Why you should always pack a period pad in your tramping first aid kit

Content warning: miscarriage

I write this not knowing if I’ll ever hit publish, although if you’re reading this then obviously I decided to go ahead despite my misgivings. I need to write this for myself as a way to heal, and maybe as a way to help others? But the thought of putting this all into words and then sharing with the world is pretty fricking scary. You probably didn’t even know I was pregnant. So surprise! I’m not.

Miscarriage.

It feels like a dirty word that you should say in a low voice, before quickly moving on to a different topic. I don’t really understand why that is, because it is frighteningly common. Miscarriage is something that happens to so many people – 10 – 20% of known pregnancies end in miscarriage – but yet it is barely discussed. I would argue that this silence harms more people than it helps.

So get ready to sit in that uncomfortable space with me while I ramble on about my feelings and experiences. Because I wish more people had talked about their miscarriages before I experienced one. I don’t want other people to feel alone or ashamed. Let’s break the stigma.

Disclaimer for people who know me in person: I know that the “right” thing to do after reading this would seemingly be to reach out and say that you’re sorry this has happened to me – and I thank you for being lovely and supportive, I’m sorry it happened too! But while apologising might make you feel better, in reality it’s just going to interrupt my day with a reminder of a past negative experience. Please know that I’m super open to discussing my experience and miscarriage in general, so if you have questions or want to have a conversation about this – stop me and let’s chat! But if you’d rather not discuss miscarriage (which I get!), then I’d politely ask that you say nothing instead. Thank you for your support and understanding, it is deeply appreciated.


My miscarriage

On Saturday

I was seven weeks pregnant. It was the last weekend before Christmas.

Lauren and I had planned to tramp the Routeburn Track in two days, meeting some friends at Falls Hut who were doing it in the usual three days. I’d preemptively sought some anti-nausea meds from my GP, just in case morning sickness started while I was on the track. But I was feeling great. I felt prepared.

Which is why, when I took a toilet break at Falls Hut three hours into the tramp, it was such a shock to look down and see bright red blood.

I know now that spotting can occur during pregnancies. But at the time I just assumed something was wrong. Like really, really wrong.

I remember being weirdly calm, and coming out to the balcony of Falls Hut to tell Lauren I thought I might be miscarrying – as our flatmate she’d been one of the first we’d told, giving her an official leave notice of nine months. Frustratingly my friend Penzy who we’d randomly bumped into at the hut, had just left to go climb F-Knob, so I couldn’t ask her opinion about what to do (she’s an orthopaedic surgical registrar, which while being almost as far from an obstetrician as possible and still being a doctor, is … still a doctor).

Lauren was happy to turn back around, but I wanted to keep going. I felt fine, despite the fact I didn’t have any sanitary products in my bag (BECAUSE WHY WOULD I?! – pregnancy was going to be my nine month grace period from periods). I thought that the DOC-supplied toilet paper could make a replacement pad.

────────────────

Parts of the exercise
A – Summarize the text about miscarriage on the Routeburn Track in two sentences.
B – Answer these questions from the text about miscarriage on the Routeburn Track:
(i) What share of known pregnancies end in miscarriage?
(ii) In how many days did the writer and Lauren plan to tramp the Routeburn Track?
(iii) What is Penzy's job?
C – Carry the account of the miscarriage on the Routeburn Track forward from its last sentence.
The items that follow come from a different source than the text above.

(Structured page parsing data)
────────────────

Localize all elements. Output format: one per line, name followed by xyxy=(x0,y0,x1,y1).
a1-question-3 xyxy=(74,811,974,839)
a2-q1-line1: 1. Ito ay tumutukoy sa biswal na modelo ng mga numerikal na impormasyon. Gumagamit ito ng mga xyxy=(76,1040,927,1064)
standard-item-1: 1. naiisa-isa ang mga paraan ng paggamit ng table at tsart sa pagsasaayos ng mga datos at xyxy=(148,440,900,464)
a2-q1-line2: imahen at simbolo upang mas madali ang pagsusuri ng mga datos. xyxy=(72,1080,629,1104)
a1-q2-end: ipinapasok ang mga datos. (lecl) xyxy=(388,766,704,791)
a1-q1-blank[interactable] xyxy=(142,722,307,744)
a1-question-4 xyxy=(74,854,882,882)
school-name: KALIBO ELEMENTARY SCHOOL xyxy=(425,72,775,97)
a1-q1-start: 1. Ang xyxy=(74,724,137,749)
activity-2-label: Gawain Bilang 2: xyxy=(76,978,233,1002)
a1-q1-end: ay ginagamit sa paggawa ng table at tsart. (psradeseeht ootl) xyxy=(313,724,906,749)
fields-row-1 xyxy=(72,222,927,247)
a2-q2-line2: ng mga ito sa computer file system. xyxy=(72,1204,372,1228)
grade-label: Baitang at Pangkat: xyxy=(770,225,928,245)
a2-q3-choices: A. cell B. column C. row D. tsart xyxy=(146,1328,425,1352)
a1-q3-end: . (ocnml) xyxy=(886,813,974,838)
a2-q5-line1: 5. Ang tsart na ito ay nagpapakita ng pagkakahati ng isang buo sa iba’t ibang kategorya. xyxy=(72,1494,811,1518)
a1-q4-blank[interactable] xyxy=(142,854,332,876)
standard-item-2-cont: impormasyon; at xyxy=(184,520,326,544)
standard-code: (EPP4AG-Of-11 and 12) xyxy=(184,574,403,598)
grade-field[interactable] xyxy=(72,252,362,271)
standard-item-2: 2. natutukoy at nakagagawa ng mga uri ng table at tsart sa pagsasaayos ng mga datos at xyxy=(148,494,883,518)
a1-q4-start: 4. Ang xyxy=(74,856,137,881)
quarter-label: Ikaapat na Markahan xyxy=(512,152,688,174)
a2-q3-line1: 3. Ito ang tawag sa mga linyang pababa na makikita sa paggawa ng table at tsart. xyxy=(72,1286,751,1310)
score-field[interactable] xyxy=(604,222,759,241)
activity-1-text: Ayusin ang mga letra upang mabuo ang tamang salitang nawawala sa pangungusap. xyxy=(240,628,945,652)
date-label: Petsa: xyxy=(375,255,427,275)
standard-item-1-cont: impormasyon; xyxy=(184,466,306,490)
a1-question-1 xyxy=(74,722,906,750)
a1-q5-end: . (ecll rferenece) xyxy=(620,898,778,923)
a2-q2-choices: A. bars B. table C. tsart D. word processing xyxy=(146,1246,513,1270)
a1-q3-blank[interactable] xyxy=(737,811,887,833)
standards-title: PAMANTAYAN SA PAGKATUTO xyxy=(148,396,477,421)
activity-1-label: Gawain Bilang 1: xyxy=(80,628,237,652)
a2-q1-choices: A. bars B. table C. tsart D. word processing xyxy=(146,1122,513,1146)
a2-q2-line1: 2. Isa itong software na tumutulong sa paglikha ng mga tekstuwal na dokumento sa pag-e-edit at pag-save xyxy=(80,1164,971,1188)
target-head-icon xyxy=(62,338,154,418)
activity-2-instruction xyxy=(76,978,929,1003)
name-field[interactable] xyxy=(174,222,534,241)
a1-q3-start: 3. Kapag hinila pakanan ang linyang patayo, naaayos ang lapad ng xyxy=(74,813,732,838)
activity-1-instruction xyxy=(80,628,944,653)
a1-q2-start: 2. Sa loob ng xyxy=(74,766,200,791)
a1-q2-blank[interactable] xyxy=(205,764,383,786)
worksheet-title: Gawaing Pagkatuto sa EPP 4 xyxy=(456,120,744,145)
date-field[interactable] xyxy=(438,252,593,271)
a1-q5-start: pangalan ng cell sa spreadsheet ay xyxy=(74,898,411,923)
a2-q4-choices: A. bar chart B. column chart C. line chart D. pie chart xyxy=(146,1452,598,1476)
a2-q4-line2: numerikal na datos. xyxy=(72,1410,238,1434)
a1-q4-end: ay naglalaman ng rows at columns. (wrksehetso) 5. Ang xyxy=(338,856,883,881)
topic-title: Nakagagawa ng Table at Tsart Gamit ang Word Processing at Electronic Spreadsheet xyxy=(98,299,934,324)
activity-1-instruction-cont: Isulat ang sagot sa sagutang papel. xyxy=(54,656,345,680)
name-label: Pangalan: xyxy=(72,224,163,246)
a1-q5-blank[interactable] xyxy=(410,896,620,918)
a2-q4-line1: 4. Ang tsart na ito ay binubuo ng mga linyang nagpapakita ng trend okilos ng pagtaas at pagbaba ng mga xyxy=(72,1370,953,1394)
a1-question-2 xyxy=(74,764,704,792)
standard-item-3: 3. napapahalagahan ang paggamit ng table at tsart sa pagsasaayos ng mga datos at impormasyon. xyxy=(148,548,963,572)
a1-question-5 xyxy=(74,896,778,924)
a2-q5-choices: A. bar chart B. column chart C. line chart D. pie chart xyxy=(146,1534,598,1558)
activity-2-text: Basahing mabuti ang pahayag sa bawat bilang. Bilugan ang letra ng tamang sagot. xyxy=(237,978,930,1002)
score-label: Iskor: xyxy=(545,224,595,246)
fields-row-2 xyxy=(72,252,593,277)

────────────────

Answers to the exercises
A – The writer shares a miscarriage experience to break the silence and stigma around miscarriage, which ends 10–20% of known pregnancies, and asks people they know to either chat about it or say nothing rather than apologize. Seven weeks pregnant on a two-day Routeburn Track tramp with Lauren, the writer saw bright red blood at Falls Hut three hours in but chose to keep going without sanitary products, planning to use DOC-supplied toilet paper as a pad.

B –
(i) 10–20%
(ii) Two days
(iii) Orthopaedic surgical registrar

C –
Well that was my first mistake. I’m pretty sure on a scale of ‘biodegradable to plastic bag’, that DOC toilet paper would be rated as “already disintegrating”. It was not up to code when it came to stopping miscarriage bleeding (DOC, please take that feedback on board). And literally every single woman that we came across said they used a cup. Which you know, is great for the environment and all, but COME ON!

Anyway, I decided we should keep going. Which was probably my second mistake, now that I know more about ectopic pregnancies and the risks involved in them.

While Lauren and Jess hopped up Conical Hill, I told Anna what was happening – just in case things really went south. I was still feeling fine, the bleeding was getting lighter, and I had a PLB (personal locator beacon). The rest of the trip went well and by the time we got to Mackenzie Hut the bleeding seemed to have stopped. I started to think maybe I’d over-reacted.

Two trampers posing for a photo on a slip above Routeburn Flats Hut
Me and Lauren climbing up to Falls Hut

On Monday

I went back to work and sent a text to my midwife about what was happening. She referred me for an urgent scan “for reassurance”. The bleeding has started again and was getting heavier. After work I went to pick up the mugs Matt and I had had made announcing our pregnancy to our families. We’d been planning on surprising them with the news on Christmas Eve.

I remember standing in an unmoving line in the Warehouse, feeling like my insides were becoming my outsides, and wanting to politely tap the person’s shoulder in front of me and say “I’m actively miscarrying, do you mind if I skip ahead of you to pick up some pretty tragically-timed mugs?”. But it didn’t seem like a socially acceptable thing to do. So I waited in line, while the cramping got worse.

On Tuesday

Matt and I took sick leave from work. I filled up my bladder to its extreme limits (literally the worst) and then had a lovely sonographer push on it, trying her best to test my pelvic floor muscles and catch a glimpse of a blueberry-sized embryo. She broke the news to Matt and I gently, but very directly, which I still appreciate.

There was nothing in my uterus. The lining was quite thin. I might be experiencing an ectopic pregnancy (where the embryo grows somewhere other than the uterus. If it’s growing in one of the Fallopian tubes it can rupture the tube, causing potentially life-threatening complications. Surgery is sometimes required to remove the embryo, which can never survive outside the uterus.)

We’d gone from miscarriage being the worst thing we could have possible imagined, to now hoping for it.

I walked out of the sonographer’s office in shock. I’d sort of realised I was miscarrying, but it was very different vaguely guessing versus being told by a medical professional. I think it was worse for Matt who had went into the appointment hoping everything was still fine. I went up to the counter to pay for the scan (yes, we had to pay $40 for the pleasure of finding out we’d miscarried), but my eyes didn’t seem to be working. Turns out they were filled with tears. I got my pin wrong twice before the lovely lady printed off the bill and told us we could pay it at home later.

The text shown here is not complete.